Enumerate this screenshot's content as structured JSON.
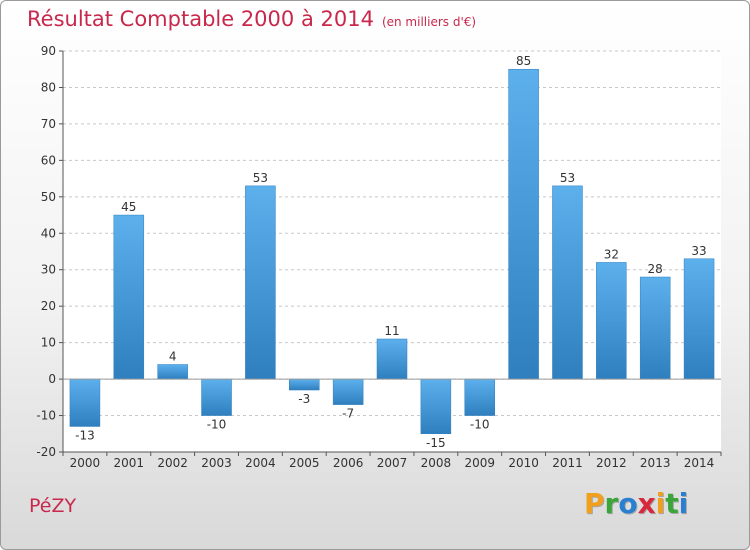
{
  "chart_data": {
    "type": "bar",
    "title": "Résultat Comptable 2000 à 2014",
    "subtitle": "(en milliers d'€)",
    "categories": [
      "2000",
      "2001",
      "2002",
      "2003",
      "2004",
      "2005",
      "2006",
      "2007",
      "2008",
      "2009",
      "2010",
      "2011",
      "2012",
      "2013",
      "2014"
    ],
    "values": [
      -13,
      45,
      4,
      -10,
      53,
      -3,
      -7,
      11,
      -15,
      -10,
      85,
      53,
      32,
      28,
      33
    ],
    "data_labels": [
      "-13",
      "45",
      "4",
      "-10",
      "53",
      "-3",
      "-7",
      "11",
      "-15",
      "-10",
      "85",
      "53",
      "32",
      "28",
      "33"
    ],
    "ylim": [
      -20,
      90
    ],
    "yticks": [
      -20,
      -10,
      0,
      10,
      20,
      30,
      40,
      50,
      60,
      70,
      80,
      90
    ],
    "ytick_labels": [
      "-20",
      "-10",
      "0",
      "10",
      "20",
      "30",
      "40",
      "50",
      "60",
      "70",
      "80",
      "90"
    ],
    "xlabel": "",
    "ylabel": "",
    "grid": true,
    "bar_color": "#4a9fe0"
  },
  "footer": {
    "commune": "PéZY",
    "logo_letters": [
      "P",
      "r",
      "o",
      "x",
      "i",
      "t",
      "i"
    ],
    "logo_colors": [
      "#f0a01e",
      "#3aa63a",
      "#2a7fd0",
      "#d8283c",
      "#f0a01e",
      "#3aa63a",
      "#2a7fd0"
    ]
  },
  "colors": {
    "accent": "#c8284c"
  }
}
● ● ● ● ●
### DIRECTIONS FOR THIS TASK
The records above are to be quoted exactly, with all pictures left out.

### WRITTEN RESPONSE
Enumerate this screenshot's content as structured JSON.
{
  "chart_data": {
    "type": "bar",
    "title": "Résultat Comptable 2000 à 2014",
    "subtitle": "(en milliers d'€)",
    "categories": [
      "2000",
      "2001",
      "2002",
      "2003",
      "2004",
      "2005",
      "2006",
      "2007",
      "2008",
      "2009",
      "2010",
      "2011",
      "2012",
      "2013",
      "2014"
    ],
    "values": [
      -13,
      45,
      4,
      -10,
      53,
      -3,
      -7,
      11,
      -15,
      -10,
      85,
      53,
      32,
      28,
      33
    ],
    "data_labels": [
      "-13",
      "45",
      "4",
      "-10",
      "53",
      "-3",
      "-7",
      "11",
      "-15",
      "-10",
      "85",
      "53",
      "32",
      "28",
      "33"
    ],
    "ylim": [
      -20,
      90
    ],
    "yticks": [
      -20,
      -10,
      0,
      10,
      20,
      30,
      40,
      50,
      60,
      70,
      80,
      90
    ],
    "ytick_labels": [
      "-20",
      "-10",
      "0",
      "10",
      "20",
      "30",
      "40",
      "50",
      "60",
      "70",
      "80",
      "90"
    ],
    "xlabel": "",
    "ylabel": "",
    "grid": true,
    "bar_color": "#4a9fe0"
  },
  "footer": {
    "commune": "PéZY",
    "logo_letters": [
      "P",
      "r",
      "o",
      "x",
      "i",
      "t",
      "i"
    ],
    "logo_colors": [
      "#f0a01e",
      "#3aa63a",
      "#2a7fd0",
      "#d8283c",
      "#f0a01e",
      "#3aa63a",
      "#2a7fd0"
    ]
  },
  "colors": {
    "accent": "#c8284c"
  }
}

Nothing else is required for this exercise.